[BEGIN]

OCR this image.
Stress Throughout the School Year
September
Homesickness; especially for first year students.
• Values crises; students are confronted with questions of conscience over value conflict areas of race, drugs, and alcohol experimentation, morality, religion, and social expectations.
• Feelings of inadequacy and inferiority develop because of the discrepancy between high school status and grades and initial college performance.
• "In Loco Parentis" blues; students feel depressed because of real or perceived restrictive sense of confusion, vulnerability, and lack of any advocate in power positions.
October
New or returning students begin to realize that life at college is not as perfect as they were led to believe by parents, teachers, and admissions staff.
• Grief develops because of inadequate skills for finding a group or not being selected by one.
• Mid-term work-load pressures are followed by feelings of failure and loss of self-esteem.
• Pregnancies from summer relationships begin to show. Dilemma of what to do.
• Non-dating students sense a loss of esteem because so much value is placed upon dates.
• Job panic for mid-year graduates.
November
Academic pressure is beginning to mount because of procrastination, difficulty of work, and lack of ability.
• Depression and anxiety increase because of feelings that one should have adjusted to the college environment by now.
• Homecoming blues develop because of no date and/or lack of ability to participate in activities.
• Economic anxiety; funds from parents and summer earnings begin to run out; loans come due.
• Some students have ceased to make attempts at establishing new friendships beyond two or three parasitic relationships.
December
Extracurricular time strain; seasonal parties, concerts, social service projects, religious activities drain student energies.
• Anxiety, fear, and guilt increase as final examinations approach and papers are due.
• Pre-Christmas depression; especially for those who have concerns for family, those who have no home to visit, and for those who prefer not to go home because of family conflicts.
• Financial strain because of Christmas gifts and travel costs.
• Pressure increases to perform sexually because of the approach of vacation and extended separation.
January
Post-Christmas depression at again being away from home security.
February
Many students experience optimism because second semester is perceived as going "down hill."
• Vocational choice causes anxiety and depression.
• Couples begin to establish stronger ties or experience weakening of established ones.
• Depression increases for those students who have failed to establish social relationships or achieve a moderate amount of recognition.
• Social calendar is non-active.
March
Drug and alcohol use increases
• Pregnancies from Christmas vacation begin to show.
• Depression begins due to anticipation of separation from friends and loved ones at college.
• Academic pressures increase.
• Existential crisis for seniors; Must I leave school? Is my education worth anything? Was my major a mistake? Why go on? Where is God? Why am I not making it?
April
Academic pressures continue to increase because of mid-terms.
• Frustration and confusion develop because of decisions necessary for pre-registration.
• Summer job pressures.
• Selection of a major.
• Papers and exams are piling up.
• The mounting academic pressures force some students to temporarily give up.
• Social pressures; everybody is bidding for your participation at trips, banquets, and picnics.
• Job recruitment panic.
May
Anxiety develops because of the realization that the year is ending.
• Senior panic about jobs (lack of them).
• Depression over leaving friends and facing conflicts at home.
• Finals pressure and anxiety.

[END]

## Written task
Go through the material above line by line and copy it exactly.

## Completed task
OCR this image.
Stress Throughout the School Year
September
Homesickness; especially for first year students.
• Values crises; students are confronted with questions of conscience over value conflict areas of race, drugs, and alcohol experimentation, morality, religion, and social expectations.
• Feelings of inadequacy and inferiority develop because of the discrepancy between high school status and grades and initial college performance.
• "In Loco Parentis" blues; students feel depressed because of real or perceived restrictive sense of confusion, vulnerability, and lack of any advocate in power positions.
October
New or returning students begin to realize that life at college is not as perfect as they were led to believe by parents, teachers, and admissions staff.
• Grief develops because of inadequate skills for finding a group or not being selected by one.
• Mid-term work-load pressures are followed by feelings of failure and loss of self-esteem.
• Pregnancies from summer relationships begin to show. Dilemma of what to do.
• Non-dating students sense a loss of esteem because so much value is placed upon dates.
• Job panic for mid-year graduates.
November
Academic pressure is beginning to mount because of procrastination, difficulty of work, and lack of ability.
• Depression and anxiety increase because of feelings that one should have adjusted to the college environment by now.
• Homecoming blues develop because of no date and/or lack of ability to participate in activities.
• Economic anxiety; funds from parents and summer earnings begin to run out; loans come due.
• Some students have ceased to make attempts at establishing new friendships beyond two or three parasitic relationships.
December
Extracurricular time strain; seasonal parties, concerts, social service projects, religious activities drain student energies.
• Anxiety, fear, and guilt increase as final examinations approach and papers are due.
• Pre-Christmas depression; especially for those who have concerns for family, those who have no home to visit, and for those who prefer not to go home because of family conflicts.
• Financial strain because of Christmas gifts and travel costs.
• Pressure increases to perform sexually because of the approach of vacation and extended separation.
January
Post-Christmas depression at again being away from home security.
February
Many students experience optimism because second semester is perceived as going "down hill."
• Vocational choice causes anxiety and depression.
• Couples begin to establish stronger ties or experience weakening of established ones.
• Depression increases for those students who have failed to establish social relationships or achieve a moderate amount of recognition.
• Social calendar is non-active.
March
Drug and alcohol use increases
• Pregnancies from Christmas vacation begin to show.
• Depression begins due to anticipation of separation from friends and loved ones at college.
• Academic pressures increase.
• Existential crisis for seniors; Must I leave school? Is my education worth anything? Was my major a mistake? Why go on? Where is God? Why am I not making it?
April
Academic pressures continue to increase because of mid-terms.
• Frustration and confusion develop because of decisions necessary for pre-registration.
• Summer job pressures.
• Selection of a major.
• Papers and exams are piling up.
• The mounting academic pressures force some students to temporarily give up.
• Social pressures; everybody is bidding for your participation at trips, banquets, and picnics.
• Job recruitment panic.
May
Anxiety develops because of the realization that the year is ending.
• Senior panic about jobs (lack of them).
• Depression over leaving friends and facing conflicts at home.
• Finals pressure and anxiety.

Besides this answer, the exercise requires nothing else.